What the exercise asks: Return only the count of lines in which the word "label" appears.

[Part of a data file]
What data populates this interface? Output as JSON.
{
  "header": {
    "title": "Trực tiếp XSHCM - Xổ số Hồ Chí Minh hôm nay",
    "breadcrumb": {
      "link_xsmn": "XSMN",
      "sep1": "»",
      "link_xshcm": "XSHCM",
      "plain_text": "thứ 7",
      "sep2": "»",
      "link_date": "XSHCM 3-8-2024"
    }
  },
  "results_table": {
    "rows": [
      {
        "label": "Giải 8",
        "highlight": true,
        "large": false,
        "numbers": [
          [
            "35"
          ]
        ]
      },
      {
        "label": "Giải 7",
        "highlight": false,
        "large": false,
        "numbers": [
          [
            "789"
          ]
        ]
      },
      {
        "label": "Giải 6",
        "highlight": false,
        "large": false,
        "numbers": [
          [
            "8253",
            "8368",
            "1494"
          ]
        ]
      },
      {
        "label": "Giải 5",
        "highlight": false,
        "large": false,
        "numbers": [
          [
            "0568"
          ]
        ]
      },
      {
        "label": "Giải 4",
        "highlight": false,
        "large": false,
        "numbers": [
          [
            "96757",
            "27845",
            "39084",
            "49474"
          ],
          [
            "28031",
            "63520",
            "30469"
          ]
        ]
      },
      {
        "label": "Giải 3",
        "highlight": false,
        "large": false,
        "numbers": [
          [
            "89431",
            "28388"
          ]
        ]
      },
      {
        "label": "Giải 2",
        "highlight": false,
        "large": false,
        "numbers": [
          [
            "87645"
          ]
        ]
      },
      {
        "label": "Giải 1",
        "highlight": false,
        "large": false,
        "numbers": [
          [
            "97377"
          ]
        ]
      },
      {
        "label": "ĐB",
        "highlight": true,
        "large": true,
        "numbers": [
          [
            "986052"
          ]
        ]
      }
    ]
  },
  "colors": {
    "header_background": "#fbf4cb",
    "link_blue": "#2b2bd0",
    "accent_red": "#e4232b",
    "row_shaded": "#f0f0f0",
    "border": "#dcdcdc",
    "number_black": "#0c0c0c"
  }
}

Expected answer: 9